* Begin *
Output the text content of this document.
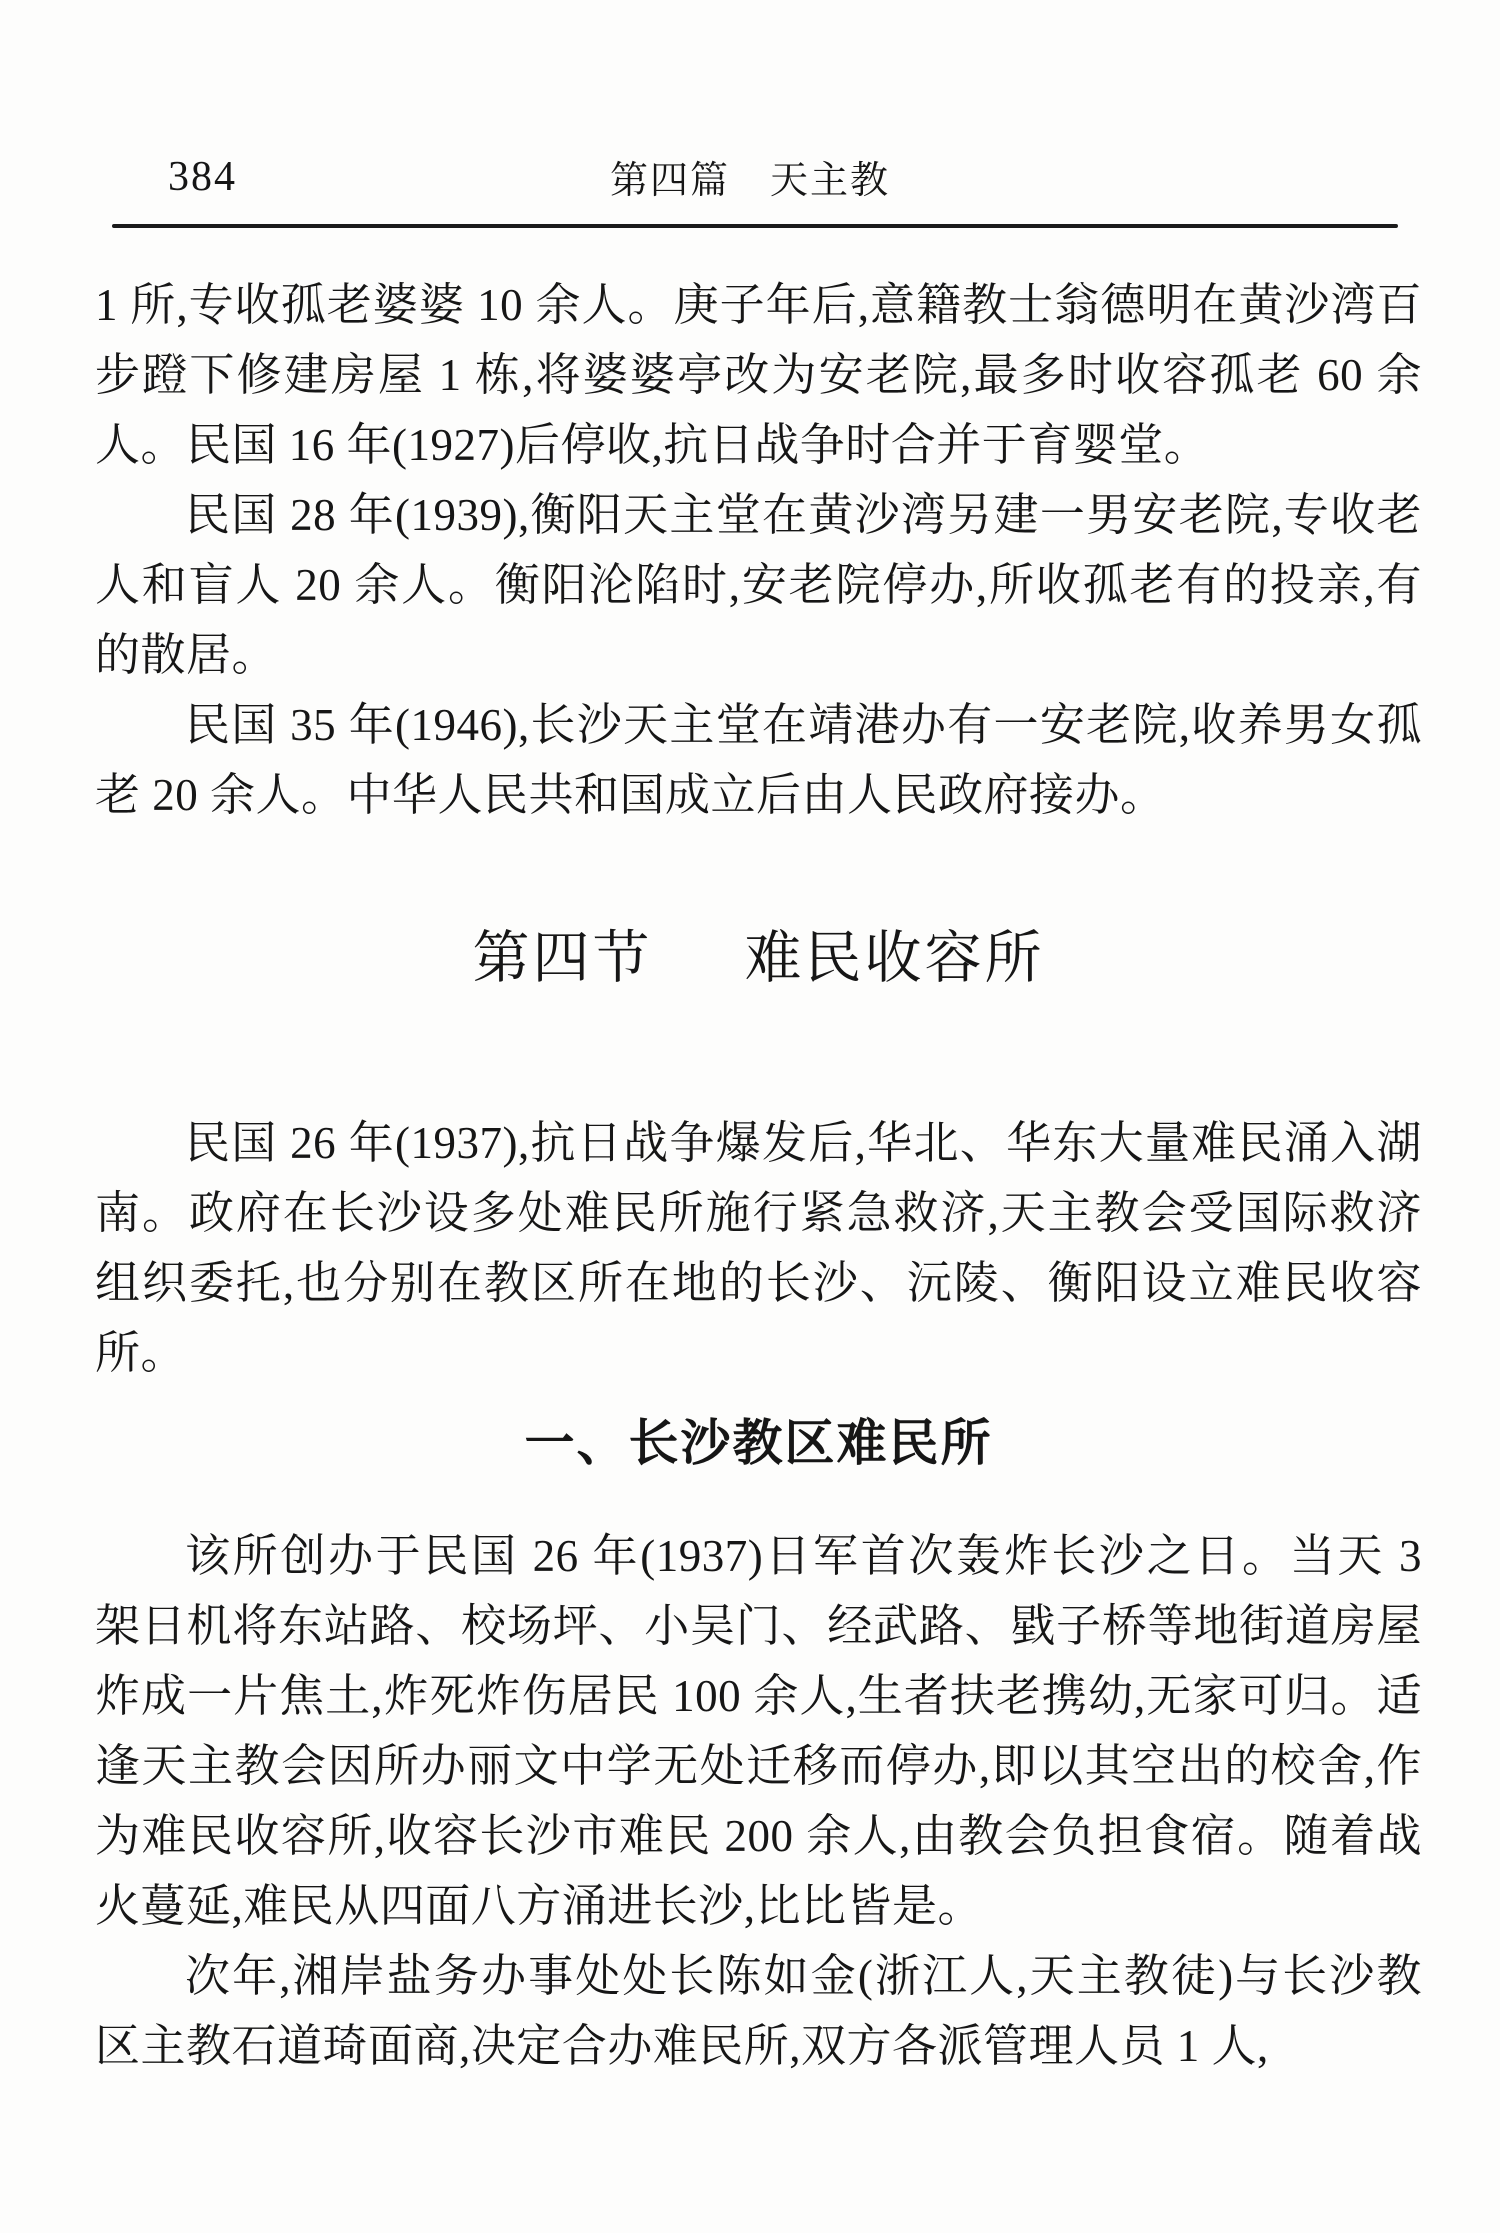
384	第四篇　天主教

1 所,专收孤老婆婆 10 余人。庚子年后,意籍教士翁德明在黄沙湾百步蹬下修建房屋 1 栋,将婆婆亭改为安老院,最多时收容孤老 60 余人。民国 16 年(1927)后停收,抗日战争时合并于育婴堂。

民国 28 年(1939),衡阳天主堂在黄沙湾另建一男安老院,专收老人和盲人 20 余人。衡阳沦陷时,安老院停办,所收孤老有的投亲,有的散居。

民国 35 年(1946),长沙天主堂在靖港办有一安老院,收养男女孤老 20 余人。中华人民共和国成立后由人民政府接办。

第四节 难民收容所

民国 26 年(1937),抗日战争爆发后,华北、华东大量难民涌入湖南。政府在长沙设多处难民所施行紧急救济,天主教会受国际救济组织委托,也分别在教区所在地的长沙、沅陵、衡阳设立难民收容所。

一、长沙教区难民所

该所创办于民国 26 年(1937)日军首次轰炸长沙之日。当天 3 架日机将东站路、校场坪、小吴门、经武路、戥子桥等地街道房屋炸成一片焦土,炸死炸伤居民 100 余人,生者扶老携幼,无家可归。适逢天主教会因所办丽文中学无处迁移而停办,即以其空出的校舍,作为难民收容所,收容长沙市难民 200 余人,由教会负担食宿。随着战火蔓延,难民从四面八方涌进长沙,比比皆是。

次年,湘岸盐务办事处处长陈如金(浙江人,天主教徒)与长沙教区主教石道琦面商,决定合办难民所,双方各派管理人员 1 人,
* End *
WHAT YOU WILL DO: Please transcribe the material above exactly as written. Leave the pictures out.

EXPECTED ANSWER:
Output the text content of this document.
384	第四篇　天主教

1 所,专收孤老婆婆 10 余人。庚子年后,意籍教士翁德明在黄沙湾百步蹬下修建房屋 1 栋,将婆婆亭改为安老院,最多时收容孤老 60 余人。民国 16 年(1927)后停收,抗日战争时合并于育婴堂。

民国 28 年(1939),衡阳天主堂在黄沙湾另建一男安老院,专收老人和盲人 20 余人。衡阳沦陷时,安老院停办,所收孤老有的投亲,有的散居。

民国 35 年(1946),长沙天主堂在靖港办有一安老院,收养男女孤老 20 余人。中华人民共和国成立后由人民政府接办。

第四节 难民收容所

民国 26 年(1937),抗日战争爆发后,华北、华东大量难民涌入湖南。政府在长沙设多处难民所施行紧急救济,天主教会受国际救济组织委托,也分别在教区所在地的长沙、沅陵、衡阳设立难民收容所。

一、长沙教区难民所

该所创办于民国 26 年(1937)日军首次轰炸长沙之日。当天 3 架日机将东站路、校场坪、小吴门、经武路、戥子桥等地街道房屋炸成一片焦土,炸死炸伤居民 100 余人,生者扶老携幼,无家可归。适逢天主教会因所办丽文中学无处迁移而停办,即以其空出的校舍,作为难民收容所,收容长沙市难民 200 余人,由教会负担食宿。随着战火蔓延,难民从四面八方涌进长沙,比比皆是。

次年,湘岸盐务办事处处长陈如金(浙江人,天主教徒)与长沙教区主教石道琦面商,决定合办难民所,双方各派管理人员 1 人,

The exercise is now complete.